[Dataset entries]

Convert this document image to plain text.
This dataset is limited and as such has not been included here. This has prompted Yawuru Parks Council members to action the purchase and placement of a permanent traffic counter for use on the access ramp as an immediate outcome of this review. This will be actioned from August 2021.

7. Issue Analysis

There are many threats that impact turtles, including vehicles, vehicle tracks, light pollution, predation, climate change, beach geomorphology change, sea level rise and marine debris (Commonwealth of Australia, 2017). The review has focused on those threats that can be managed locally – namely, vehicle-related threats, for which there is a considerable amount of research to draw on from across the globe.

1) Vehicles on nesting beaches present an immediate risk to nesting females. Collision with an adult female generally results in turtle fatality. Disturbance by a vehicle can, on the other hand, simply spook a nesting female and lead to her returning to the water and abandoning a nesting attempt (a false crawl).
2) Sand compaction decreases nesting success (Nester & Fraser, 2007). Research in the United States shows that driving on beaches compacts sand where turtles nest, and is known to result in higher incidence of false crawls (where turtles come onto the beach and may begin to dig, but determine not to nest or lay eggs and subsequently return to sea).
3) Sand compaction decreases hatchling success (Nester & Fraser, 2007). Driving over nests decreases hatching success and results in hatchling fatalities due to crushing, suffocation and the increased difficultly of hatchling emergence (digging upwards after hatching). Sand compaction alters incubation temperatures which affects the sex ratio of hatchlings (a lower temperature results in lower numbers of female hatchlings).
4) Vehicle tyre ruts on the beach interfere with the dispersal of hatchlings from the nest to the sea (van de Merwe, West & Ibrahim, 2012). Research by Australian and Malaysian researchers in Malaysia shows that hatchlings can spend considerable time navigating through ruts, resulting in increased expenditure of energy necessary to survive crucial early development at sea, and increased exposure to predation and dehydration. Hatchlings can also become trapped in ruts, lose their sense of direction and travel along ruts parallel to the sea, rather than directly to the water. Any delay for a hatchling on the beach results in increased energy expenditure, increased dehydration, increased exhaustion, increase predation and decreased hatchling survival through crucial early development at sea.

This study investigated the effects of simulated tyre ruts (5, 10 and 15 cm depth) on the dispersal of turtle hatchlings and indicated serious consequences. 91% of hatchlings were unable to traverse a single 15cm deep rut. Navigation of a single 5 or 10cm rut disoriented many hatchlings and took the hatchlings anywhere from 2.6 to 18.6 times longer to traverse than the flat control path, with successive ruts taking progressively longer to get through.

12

## Work required
Go through the records above, find every line with the word "immediate", and list those lines.

## Reply to the exercise
This dataset is limited and as such has not been included here. This has prompted Yawuru Parks Council members to action the purchase and placement of a permanent traffic counter for use on the access ramp as an immediate outcome of this review. This will be actioned from August 2021.
1) Vehicles on nesting beaches present an immediate risk to nesting females. Collision with an adult female generally results in turtle fatality. Disturbance by a vehicle can, on the other hand, simply spook a nesting female and lead to her returning to the water and abandoning a nesting attempt (a false crawl).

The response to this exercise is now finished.